__STATED EXERCISE__
Gather the lines from the material that contain "JSON".

__RECORDS FOR THE TASK__

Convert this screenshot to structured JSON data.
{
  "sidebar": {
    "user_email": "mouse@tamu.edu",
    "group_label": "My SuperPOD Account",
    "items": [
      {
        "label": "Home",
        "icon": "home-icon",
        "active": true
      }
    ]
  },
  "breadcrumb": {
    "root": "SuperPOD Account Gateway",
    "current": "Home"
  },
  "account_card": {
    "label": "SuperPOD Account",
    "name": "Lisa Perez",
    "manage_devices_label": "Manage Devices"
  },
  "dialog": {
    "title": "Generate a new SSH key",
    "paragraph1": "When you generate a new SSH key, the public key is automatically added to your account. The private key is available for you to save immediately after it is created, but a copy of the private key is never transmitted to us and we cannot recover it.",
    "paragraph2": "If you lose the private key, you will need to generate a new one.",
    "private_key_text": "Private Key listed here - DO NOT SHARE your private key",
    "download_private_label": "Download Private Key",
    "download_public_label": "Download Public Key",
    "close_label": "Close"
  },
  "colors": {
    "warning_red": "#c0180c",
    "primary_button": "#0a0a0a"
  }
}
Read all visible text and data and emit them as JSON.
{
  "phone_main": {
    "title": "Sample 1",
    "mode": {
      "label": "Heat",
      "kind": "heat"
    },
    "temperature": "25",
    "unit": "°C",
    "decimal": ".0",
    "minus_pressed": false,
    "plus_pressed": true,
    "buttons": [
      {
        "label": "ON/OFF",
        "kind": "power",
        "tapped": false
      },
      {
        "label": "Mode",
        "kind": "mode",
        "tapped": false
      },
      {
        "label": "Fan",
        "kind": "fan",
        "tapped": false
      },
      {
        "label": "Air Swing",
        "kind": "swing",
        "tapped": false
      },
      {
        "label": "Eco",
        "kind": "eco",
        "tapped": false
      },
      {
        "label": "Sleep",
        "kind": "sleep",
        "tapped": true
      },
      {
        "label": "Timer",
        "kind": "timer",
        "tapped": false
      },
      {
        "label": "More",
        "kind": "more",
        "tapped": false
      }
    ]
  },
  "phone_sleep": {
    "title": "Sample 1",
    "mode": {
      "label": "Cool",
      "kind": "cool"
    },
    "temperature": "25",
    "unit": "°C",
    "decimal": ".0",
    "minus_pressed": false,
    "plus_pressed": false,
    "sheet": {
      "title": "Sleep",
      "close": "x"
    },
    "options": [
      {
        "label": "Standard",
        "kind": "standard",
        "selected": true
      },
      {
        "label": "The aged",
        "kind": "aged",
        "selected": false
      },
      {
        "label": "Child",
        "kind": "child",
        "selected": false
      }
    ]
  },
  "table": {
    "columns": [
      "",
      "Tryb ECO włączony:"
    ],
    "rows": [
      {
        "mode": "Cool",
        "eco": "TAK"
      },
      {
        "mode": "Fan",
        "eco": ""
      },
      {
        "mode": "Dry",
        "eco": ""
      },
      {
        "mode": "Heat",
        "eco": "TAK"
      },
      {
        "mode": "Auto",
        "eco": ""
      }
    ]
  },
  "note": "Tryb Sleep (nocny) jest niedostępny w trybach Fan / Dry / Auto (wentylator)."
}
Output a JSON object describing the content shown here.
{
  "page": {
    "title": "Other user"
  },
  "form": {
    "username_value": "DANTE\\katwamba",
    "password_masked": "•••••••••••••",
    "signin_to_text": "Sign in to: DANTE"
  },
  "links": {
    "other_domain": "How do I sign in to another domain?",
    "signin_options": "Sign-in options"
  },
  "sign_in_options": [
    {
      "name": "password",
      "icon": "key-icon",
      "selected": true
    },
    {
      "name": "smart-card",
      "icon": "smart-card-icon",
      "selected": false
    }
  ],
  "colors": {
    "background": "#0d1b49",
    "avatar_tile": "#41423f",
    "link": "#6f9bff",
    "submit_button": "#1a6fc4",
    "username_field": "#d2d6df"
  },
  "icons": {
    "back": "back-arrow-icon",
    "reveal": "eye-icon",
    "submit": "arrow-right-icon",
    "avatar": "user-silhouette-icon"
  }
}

__EXERCISE OUTPUT__
Convert this screenshot to structured JSON data.
Read all visible text and data and emit them as JSON.
Output a JSON object describing the content shown here.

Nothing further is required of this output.